- **DATA PROVIDED**
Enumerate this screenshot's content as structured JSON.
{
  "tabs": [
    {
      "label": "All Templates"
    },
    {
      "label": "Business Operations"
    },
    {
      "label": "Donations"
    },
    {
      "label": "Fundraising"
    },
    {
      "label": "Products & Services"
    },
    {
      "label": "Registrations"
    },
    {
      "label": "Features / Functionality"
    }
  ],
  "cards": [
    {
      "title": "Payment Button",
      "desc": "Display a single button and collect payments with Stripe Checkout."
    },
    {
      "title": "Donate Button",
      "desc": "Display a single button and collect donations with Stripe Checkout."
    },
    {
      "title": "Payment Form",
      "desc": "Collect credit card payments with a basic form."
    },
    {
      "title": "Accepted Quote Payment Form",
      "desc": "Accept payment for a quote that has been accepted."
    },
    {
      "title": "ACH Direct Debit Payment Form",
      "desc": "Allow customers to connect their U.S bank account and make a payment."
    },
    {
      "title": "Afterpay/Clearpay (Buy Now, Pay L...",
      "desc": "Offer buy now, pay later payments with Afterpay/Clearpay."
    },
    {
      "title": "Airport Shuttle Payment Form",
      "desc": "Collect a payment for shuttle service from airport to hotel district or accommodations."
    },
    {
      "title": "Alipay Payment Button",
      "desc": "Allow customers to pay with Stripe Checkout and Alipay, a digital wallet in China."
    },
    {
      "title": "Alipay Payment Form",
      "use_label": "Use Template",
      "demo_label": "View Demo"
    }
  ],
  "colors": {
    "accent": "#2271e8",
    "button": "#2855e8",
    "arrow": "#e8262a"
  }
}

- **AIM**
Find the string "Checkout" in the entries above and return each line that holds it.

- **RESULT**
      "desc": "Display a single button and collect payments with Stripe Checkout."
      "desc": "Display a single button and collect donations with Stripe Checkout."
      "desc": "Allow customers to pay with Stripe Checkout and Alipay, a digital wallet in China."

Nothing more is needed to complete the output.